LISTED RECORDS:
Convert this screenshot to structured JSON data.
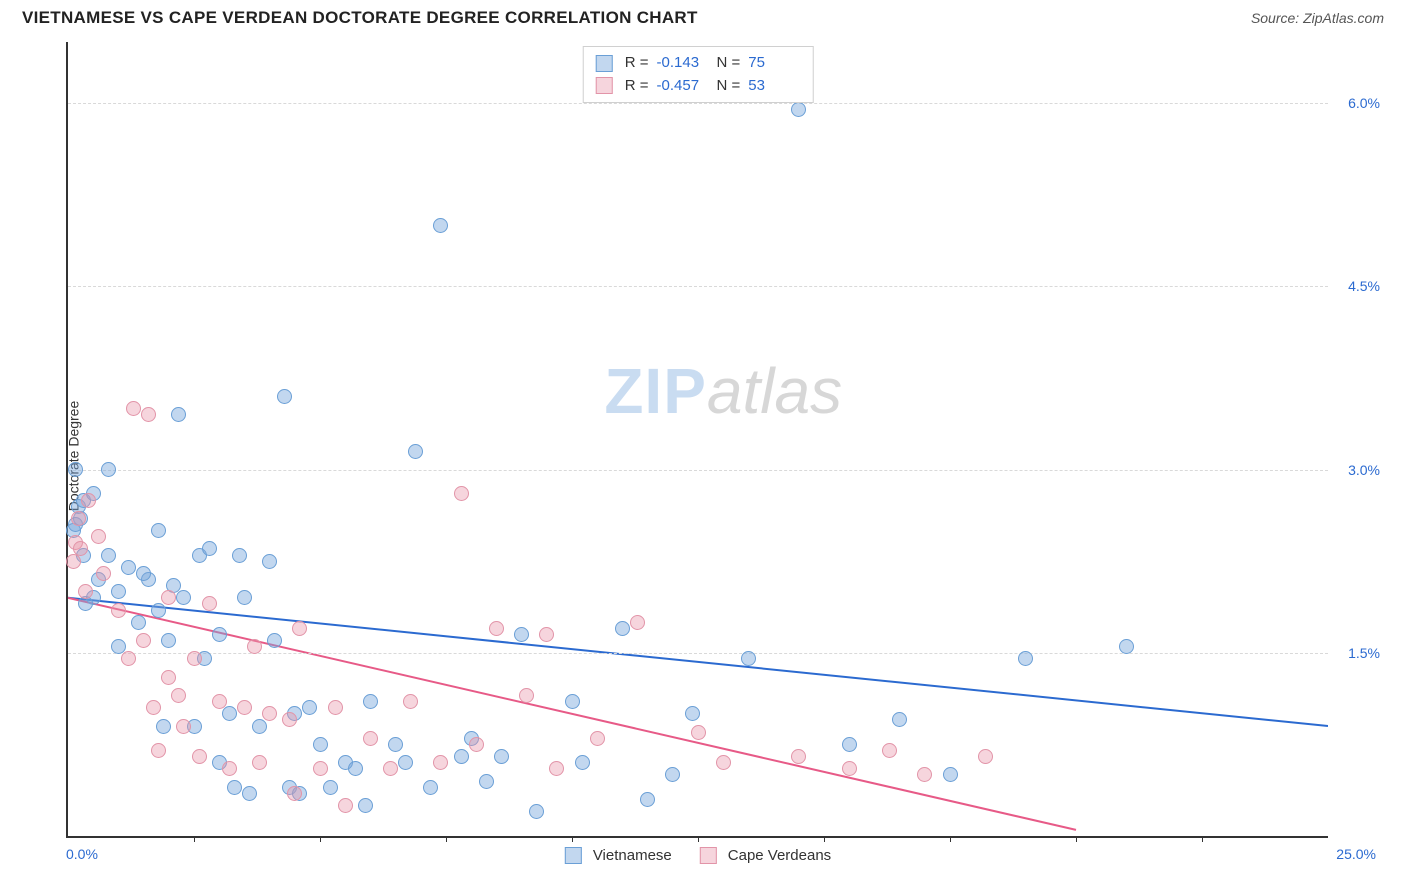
{
  "header": {
    "title": "VIETNAMESE VS CAPE VERDEAN DOCTORATE DEGREE CORRELATION CHART",
    "source_prefix": "Source: ",
    "source_name": "ZipAtlas.com"
  },
  "watermark": {
    "zip": "ZIP",
    "atlas": "atlas"
  },
  "chart": {
    "type": "scatter",
    "ylabel": "Doctorate Degree",
    "xlim": [
      0,
      25
    ],
    "ylim": [
      0,
      6.5
    ],
    "x_axis_labels": {
      "low": "0.0%",
      "high": "25.0%"
    },
    "x_tick_step": 2.5,
    "y_gridlines": [
      {
        "y": 1.5,
        "label": "1.5%"
      },
      {
        "y": 3.0,
        "label": "3.0%"
      },
      {
        "y": 4.5,
        "label": "4.5%"
      },
      {
        "y": 6.0,
        "label": "6.0%"
      }
    ],
    "grid_color": "#d9d9d9",
    "axis_color": "#333333",
    "text_color": "#333333",
    "value_color": "#2b6ad0",
    "background_color": "#ffffff",
    "marker_radius": 7.5,
    "marker_border_width": 1,
    "series": [
      {
        "id": "vietnamese",
        "label": "Vietnamese",
        "fill_color": "rgba(119,166,219,0.45)",
        "stroke_color": "#6a9fd6",
        "line_color": "#2b6ad0",
        "line_width": 2,
        "R": "-0.143",
        "N": "75",
        "trend": {
          "x1": 0,
          "y1": 1.95,
          "x2": 25,
          "y2": 0.9
        },
        "points": [
          [
            0.1,
            2.5
          ],
          [
            0.2,
            2.7
          ],
          [
            0.15,
            3.0
          ],
          [
            0.25,
            2.6
          ],
          [
            0.3,
            2.75
          ],
          [
            0.3,
            2.3
          ],
          [
            0.5,
            2.8
          ],
          [
            0.6,
            2.1
          ],
          [
            0.5,
            1.95
          ],
          [
            0.8,
            2.3
          ],
          [
            0.8,
            3.0
          ],
          [
            1.2,
            2.2
          ],
          [
            1.0,
            2.0
          ],
          [
            1.4,
            1.75
          ],
          [
            1.6,
            2.1
          ],
          [
            1.8,
            1.85
          ],
          [
            1.8,
            2.5
          ],
          [
            2.0,
            1.6
          ],
          [
            2.2,
            3.45
          ],
          [
            2.3,
            1.95
          ],
          [
            2.5,
            0.9
          ],
          [
            2.6,
            2.3
          ],
          [
            2.8,
            2.35
          ],
          [
            3.0,
            1.65
          ],
          [
            3.0,
            0.6
          ],
          [
            3.2,
            1.0
          ],
          [
            3.3,
            0.4
          ],
          [
            3.4,
            2.3
          ],
          [
            3.5,
            1.95
          ],
          [
            3.6,
            0.35
          ],
          [
            4.0,
            2.25
          ],
          [
            4.1,
            1.6
          ],
          [
            4.3,
            3.6
          ],
          [
            4.4,
            0.4
          ],
          [
            4.5,
            1.0
          ],
          [
            4.6,
            0.35
          ],
          [
            4.8,
            1.05
          ],
          [
            5.0,
            0.75
          ],
          [
            5.2,
            0.4
          ],
          [
            5.5,
            0.6
          ],
          [
            5.7,
            0.55
          ],
          [
            5.9,
            0.25
          ],
          [
            6.0,
            1.1
          ],
          [
            6.5,
            0.75
          ],
          [
            6.7,
            0.6
          ],
          [
            6.9,
            3.15
          ],
          [
            7.2,
            0.4
          ],
          [
            7.4,
            5.0
          ],
          [
            7.8,
            0.65
          ],
          [
            8.0,
            0.8
          ],
          [
            8.3,
            0.45
          ],
          [
            8.6,
            0.65
          ],
          [
            9.0,
            1.65
          ],
          [
            9.3,
            0.2
          ],
          [
            10.0,
            1.1
          ],
          [
            10.2,
            0.6
          ],
          [
            11.0,
            1.7
          ],
          [
            11.5,
            0.3
          ],
          [
            12.0,
            0.5
          ],
          [
            12.4,
            1.0
          ],
          [
            13.5,
            1.45
          ],
          [
            14.5,
            5.95
          ],
          [
            15.5,
            0.75
          ],
          [
            16.5,
            0.95
          ],
          [
            17.5,
            0.5
          ],
          [
            19.0,
            1.45
          ],
          [
            21.0,
            1.55
          ],
          [
            0.15,
            2.55
          ],
          [
            0.35,
            1.9
          ],
          [
            1.0,
            1.55
          ],
          [
            1.5,
            2.15
          ],
          [
            1.9,
            0.9
          ],
          [
            2.1,
            2.05
          ],
          [
            2.7,
            1.45
          ],
          [
            3.8,
            0.9
          ]
        ]
      },
      {
        "id": "capeverdeans",
        "label": "Cape Verdeans",
        "fill_color": "rgba(232,150,170,0.4)",
        "stroke_color": "#e294a8",
        "line_color": "#e75a87",
        "line_width": 2,
        "R": "-0.457",
        "N": "53",
        "trend": {
          "x1": 0,
          "y1": 1.95,
          "x2": 20,
          "y2": 0.05
        },
        "points": [
          [
            0.1,
            2.25
          ],
          [
            0.15,
            2.4
          ],
          [
            0.2,
            2.6
          ],
          [
            0.25,
            2.35
          ],
          [
            0.35,
            2.0
          ],
          [
            0.4,
            2.75
          ],
          [
            0.6,
            2.45
          ],
          [
            0.7,
            2.15
          ],
          [
            1.0,
            1.85
          ],
          [
            1.2,
            1.45
          ],
          [
            1.3,
            3.5
          ],
          [
            1.5,
            1.6
          ],
          [
            1.6,
            3.45
          ],
          [
            1.7,
            1.05
          ],
          [
            1.8,
            0.7
          ],
          [
            2.0,
            1.3
          ],
          [
            2.0,
            1.95
          ],
          [
            2.2,
            1.15
          ],
          [
            2.3,
            0.9
          ],
          [
            2.5,
            1.45
          ],
          [
            2.6,
            0.65
          ],
          [
            2.8,
            1.9
          ],
          [
            3.0,
            1.1
          ],
          [
            3.2,
            0.55
          ],
          [
            3.5,
            1.05
          ],
          [
            3.7,
            1.55
          ],
          [
            3.8,
            0.6
          ],
          [
            4.0,
            1.0
          ],
          [
            4.4,
            0.95
          ],
          [
            4.5,
            0.35
          ],
          [
            4.6,
            1.7
          ],
          [
            5.0,
            0.55
          ],
          [
            5.3,
            1.05
          ],
          [
            5.5,
            0.25
          ],
          [
            6.0,
            0.8
          ],
          [
            6.4,
            0.55
          ],
          [
            6.8,
            1.1
          ],
          [
            7.4,
            0.6
          ],
          [
            7.8,
            2.8
          ],
          [
            8.1,
            0.75
          ],
          [
            8.5,
            1.7
          ],
          [
            9.1,
            1.15
          ],
          [
            9.5,
            1.65
          ],
          [
            9.7,
            0.55
          ],
          [
            10.5,
            0.8
          ],
          [
            11.3,
            1.75
          ],
          [
            12.5,
            0.85
          ],
          [
            13.0,
            0.6
          ],
          [
            14.5,
            0.65
          ],
          [
            15.5,
            0.55
          ],
          [
            16.3,
            0.7
          ],
          [
            17.0,
            0.5
          ],
          [
            18.2,
            0.65
          ]
        ]
      }
    ],
    "legend_top": {
      "R_label": "R =",
      "N_label": "N ="
    }
  }
}
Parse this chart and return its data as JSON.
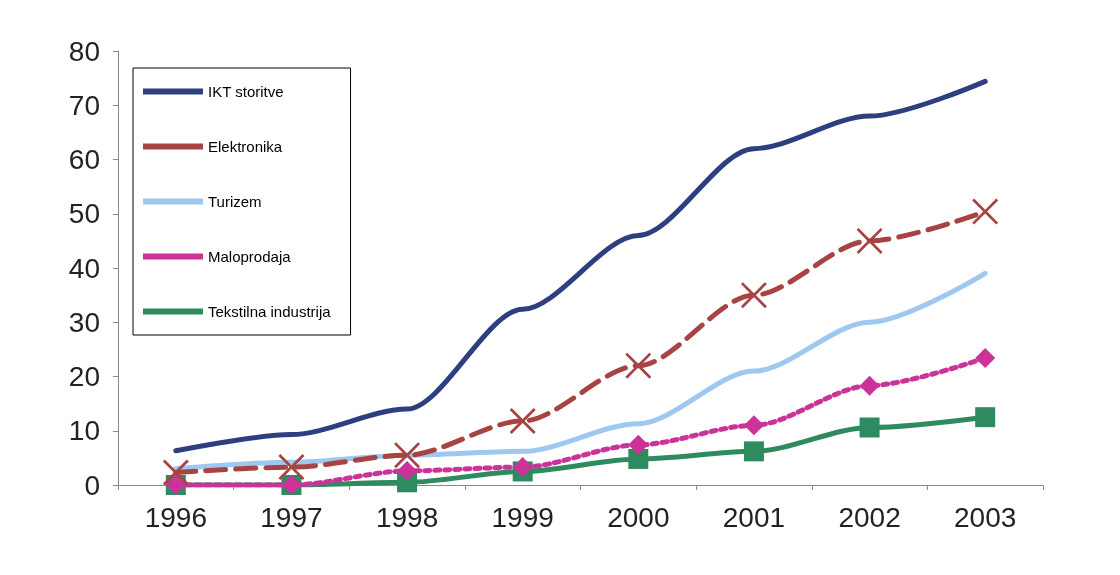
{
  "chart_data": {
    "type": "line",
    "categories": [
      "1996",
      "1997",
      "1998",
      "1999",
      "2000",
      "2001",
      "2002",
      "2003"
    ],
    "series": [
      {
        "name": "IKT storitve",
        "color": "#2e3f7f",
        "marker": "none",
        "line_style": "solid",
        "values": [
          6.3,
          9.3,
          14,
          32.4,
          46,
          62,
          68,
          74.4
        ]
      },
      {
        "name": "Elektronika",
        "color": "#a84343",
        "marker": "cross",
        "line_style": "dashed",
        "values": [
          2.3,
          3.3,
          5.5,
          11.8,
          22,
          35,
          45,
          50.4
        ]
      },
      {
        "name": "Turizem",
        "color": "#9fc8f0",
        "marker": "none",
        "line_style": "solid",
        "values": [
          3,
          4.2,
          5.5,
          6.2,
          11.3,
          21,
          30,
          39
        ]
      },
      {
        "name": "Maloprodaja",
        "color": "#cc3399",
        "marker": "diamond",
        "line_style": "dotted",
        "values": [
          0,
          0,
          2.6,
          3.3,
          7.4,
          11,
          18.3,
          23.4
        ]
      },
      {
        "name": "Tekstilna industrija",
        "color": "#2e8b60",
        "marker": "square",
        "line_style": "solid",
        "values": [
          0,
          0,
          0.5,
          2.5,
          4.8,
          6.2,
          10.6,
          12.5
        ]
      }
    ],
    "ylim": [
      0,
      80
    ],
    "yticks": [
      0,
      10,
      20,
      30,
      40,
      50,
      60,
      70,
      80
    ],
    "grid": false,
    "legend": "top left"
  }
}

AIM: Write out exactly the lines from the line containing "Parse this chart and return its data as JSON." through the last line of the listing above, please, and leave out any pictures.

CORRECT ANSWER:
Parse this chart and return its data as JSON.
{
  "chart_data": {
    "type": "line",
    "categories": [
      "1996",
      "1997",
      "1998",
      "1999",
      "2000",
      "2001",
      "2002",
      "2003"
    ],
    "series": [
      {
        "name": "IKT storitve",
        "color": "#2e3f7f",
        "marker": "none",
        "line_style": "solid",
        "values": [
          6.3,
          9.3,
          14,
          32.4,
          46,
          62,
          68,
          74.4
        ]
      },
      {
        "name": "Elektronika",
        "color": "#a84343",
        "marker": "cross",
        "line_style": "dashed",
        "values": [
          2.3,
          3.3,
          5.5,
          11.8,
          22,
          35,
          45,
          50.4
        ]
      },
      {
        "name": "Turizem",
        "color": "#9fc8f0",
        "marker": "none",
        "line_style": "solid",
        "values": [
          3,
          4.2,
          5.5,
          6.2,
          11.3,
          21,
          30,
          39
        ]
      },
      {
        "name": "Maloprodaja",
        "color": "#cc3399",
        "marker": "diamond",
        "line_style": "dotted",
        "values": [
          0,
          0,
          2.6,
          3.3,
          7.4,
          11,
          18.3,
          23.4
        ]
      },
      {
        "name": "Tekstilna industrija",
        "color": "#2e8b60",
        "marker": "square",
        "line_style": "solid",
        "values": [
          0,
          0,
          0.5,
          2.5,
          4.8,
          6.2,
          10.6,
          12.5
        ]
      }
    ],
    "ylim": [
      0,
      80
    ],
    "yticks": [
      0,
      10,
      20,
      30,
      40,
      50,
      60,
      70,
      80
    ],
    "grid": false,
    "legend": "top left"
  }
}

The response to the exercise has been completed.